> [Exercise objective]: Reproduce the listing below without any change.

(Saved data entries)
------------------------------

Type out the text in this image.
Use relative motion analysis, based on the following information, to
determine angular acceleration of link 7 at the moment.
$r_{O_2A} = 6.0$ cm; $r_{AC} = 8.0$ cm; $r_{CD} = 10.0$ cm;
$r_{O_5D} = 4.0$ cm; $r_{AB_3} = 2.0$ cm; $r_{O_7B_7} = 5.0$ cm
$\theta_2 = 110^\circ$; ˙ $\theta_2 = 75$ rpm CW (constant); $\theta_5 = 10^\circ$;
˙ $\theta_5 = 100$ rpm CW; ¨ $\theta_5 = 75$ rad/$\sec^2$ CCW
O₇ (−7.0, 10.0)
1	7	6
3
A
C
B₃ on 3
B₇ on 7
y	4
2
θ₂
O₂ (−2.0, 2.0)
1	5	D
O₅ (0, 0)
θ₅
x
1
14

------------------------------

> [Exercise result]:
Type out the text in this image.
Use relative motion analysis, based on the following information, to
determine angular acceleration of link 7 at the moment.
$r_{O_2A} = 6.0$ cm; $r_{AC} = 8.0$ cm; $r_{CD} = 10.0$ cm;
$r_{O_5D} = 4.0$ cm; $r_{AB_3} = 2.0$ cm; $r_{O_7B_7} = 5.0$ cm
$\theta_2 = 110^\circ$; ˙ $\theta_2 = 75$ rpm CW (constant); $\theta_5 = 10^\circ$;
˙ $\theta_5 = 100$ rpm CW; ¨ $\theta_5 = 75$ rad/$\sec^2$ CCW
O₇ (−7.0, 10.0)
1	7	6
3
A
C
B₃ on 3
B₇ on 7
y	4
2
θ₂
O₂ (−2.0, 2.0)
1	5	D
O₅ (0, 0)
θ₅
x
1
14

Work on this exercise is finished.